• **PROBLEM**: Omit the pictures and return every entry exactly as written.

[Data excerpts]
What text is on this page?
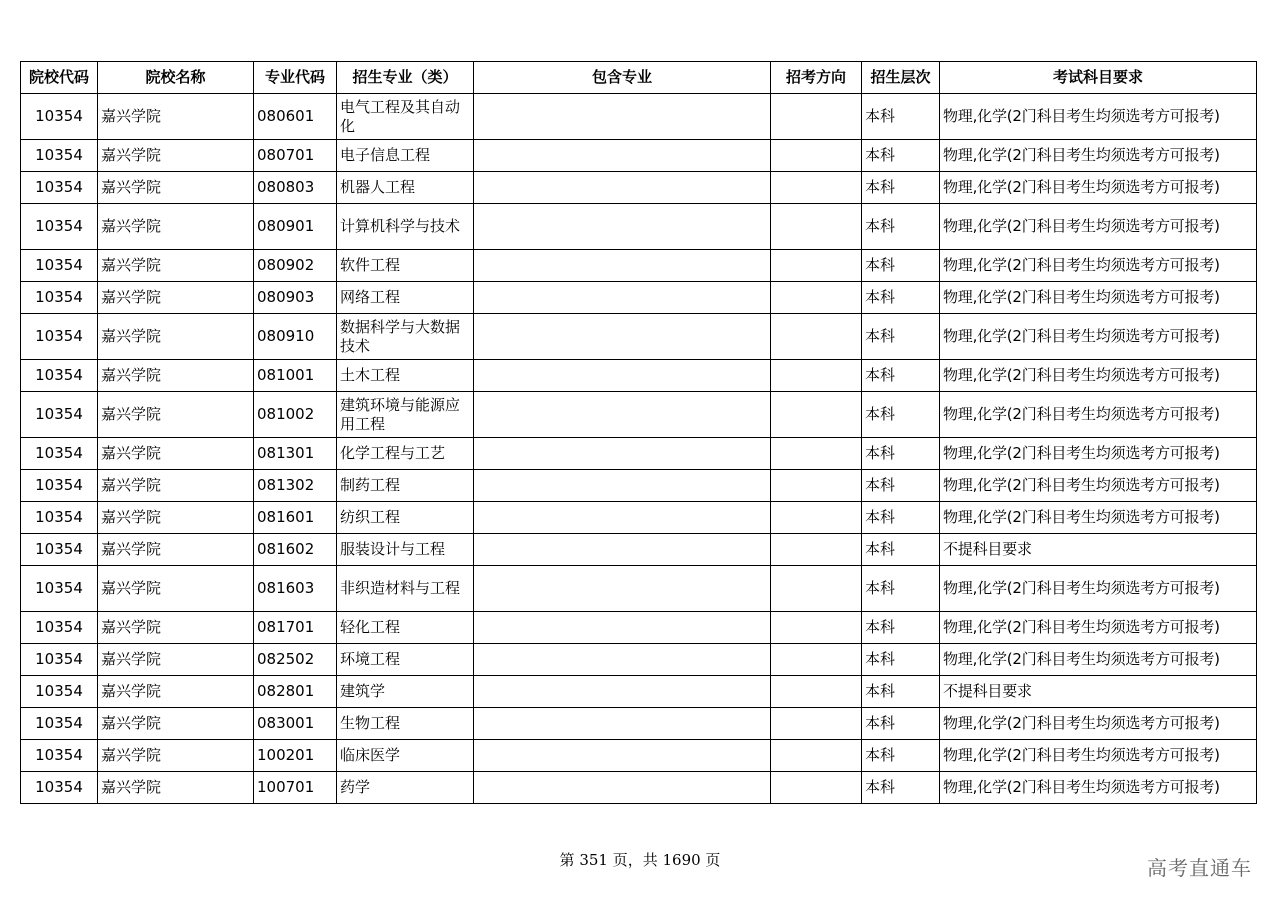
院校代码	院校名称	专业代码	招生专业（类）	包含专业	招考方向	招生层次	考试科目要求
10354	嘉兴学院	080601	电气工程及其自动化			本科	物理,化学(2门科目考生均须选考方可报考)
10354	嘉兴学院	080701	电子信息工程			本科	物理,化学(2门科目考生均须选考方可报考)
10354	嘉兴学院	080803	机器人工程			本科	物理,化学(2门科目考生均须选考方可报考)
10354	嘉兴学院	080901	计算机科学与技术			本科	物理,化学(2门科目考生均须选考方可报考)
10354	嘉兴学院	080902	软件工程			本科	物理,化学(2门科目考生均须选考方可报考)
10354	嘉兴学院	080903	网络工程			本科	物理,化学(2门科目考生均须选考方可报考)
10354	嘉兴学院	080910	数据科学与大数据技术			本科	物理,化学(2门科目考生均须选考方可报考)
10354	嘉兴学院	081001	土木工程			本科	物理,化学(2门科目考生均须选考方可报考)
10354	嘉兴学院	081002	建筑环境与能源应用工程			本科	物理,化学(2门科目考生均须选考方可报考)
10354	嘉兴学院	081301	化学工程与工艺			本科	物理,化学(2门科目考生均须选考方可报考)
10354	嘉兴学院	081302	制药工程			本科	物理,化学(2门科目考生均须选考方可报考)
10354	嘉兴学院	081601	纺织工程			本科	物理,化学(2门科目考生均须选考方可报考)
10354	嘉兴学院	081602	服装设计与工程			本科	不提科目要求
10354	嘉兴学院	081603	非织造材料与工程			本科	物理,化学(2门科目考生均须选考方可报考)
10354	嘉兴学院	081701	轻化工程			本科	物理,化学(2门科目考生均须选考方可报考)
10354	嘉兴学院	082502	环境工程			本科	物理,化学(2门科目考生均须选考方可报考)
10354	嘉兴学院	082801	建筑学			本科	不提科目要求
10354	嘉兴学院	083001	生物工程			本科	物理,化学(2门科目考生均须选考方可报考)
10354	嘉兴学院	100201	临床医学			本科	物理,化学(2门科目考生均须选考方可报考)
10354	嘉兴学院	100701	药学			本科	物理,化学(2门科目考生均须选考方可报考)
第 351 页，共 1690 页	高考直通车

• **WORKED ANSWER**:
What text is on this page?
院校代码	院校名称	专业代码	招生专业（类）	包含专业	招考方向	招生层次	考试科目要求
10354	嘉兴学院	080601	电气工程及其自动化			本科	物理,化学(2门科目考生均须选考方可报考)
10354	嘉兴学院	080701	电子信息工程			本科	物理,化学(2门科目考生均须选考方可报考)
10354	嘉兴学院	080803	机器人工程			本科	物理,化学(2门科目考生均须选考方可报考)
10354	嘉兴学院	080901	计算机科学与技术			本科	物理,化学(2门科目考生均须选考方可报考)
10354	嘉兴学院	080902	软件工程			本科	物理,化学(2门科目考生均须选考方可报考)
10354	嘉兴学院	080903	网络工程			本科	物理,化学(2门科目考生均须选考方可报考)
10354	嘉兴学院	080910	数据科学与大数据技术			本科	物理,化学(2门科目考生均须选考方可报考)
10354	嘉兴学院	081001	土木工程			本科	物理,化学(2门科目考生均须选考方可报考)
10354	嘉兴学院	081002	建筑环境与能源应用工程			本科	物理,化学(2门科目考生均须选考方可报考)
10354	嘉兴学院	081301	化学工程与工艺			本科	物理,化学(2门科目考生均须选考方可报考)
10354	嘉兴学院	081302	制药工程			本科	物理,化学(2门科目考生均须选考方可报考)
10354	嘉兴学院	081601	纺织工程			本科	物理,化学(2门科目考生均须选考方可报考)
10354	嘉兴学院	081602	服装设计与工程			本科	不提科目要求
10354	嘉兴学院	081603	非织造材料与工程			本科	物理,化学(2门科目考生均须选考方可报考)
10354	嘉兴学院	081701	轻化工程			本科	物理,化学(2门科目考生均须选考方可报考)
10354	嘉兴学院	082502	环境工程			本科	物理,化学(2门科目考生均须选考方可报考)
10354	嘉兴学院	082801	建筑学			本科	不提科目要求
10354	嘉兴学院	083001	生物工程			本科	物理,化学(2门科目考生均须选考方可报考)
10354	嘉兴学院	100201	临床医学			本科	物理,化学(2门科目考生均须选考方可报考)
10354	嘉兴学院	100701	药学			本科	物理,化学(2门科目考生均须选考方可报考)
第 351 页，共 1690 页	高考直通车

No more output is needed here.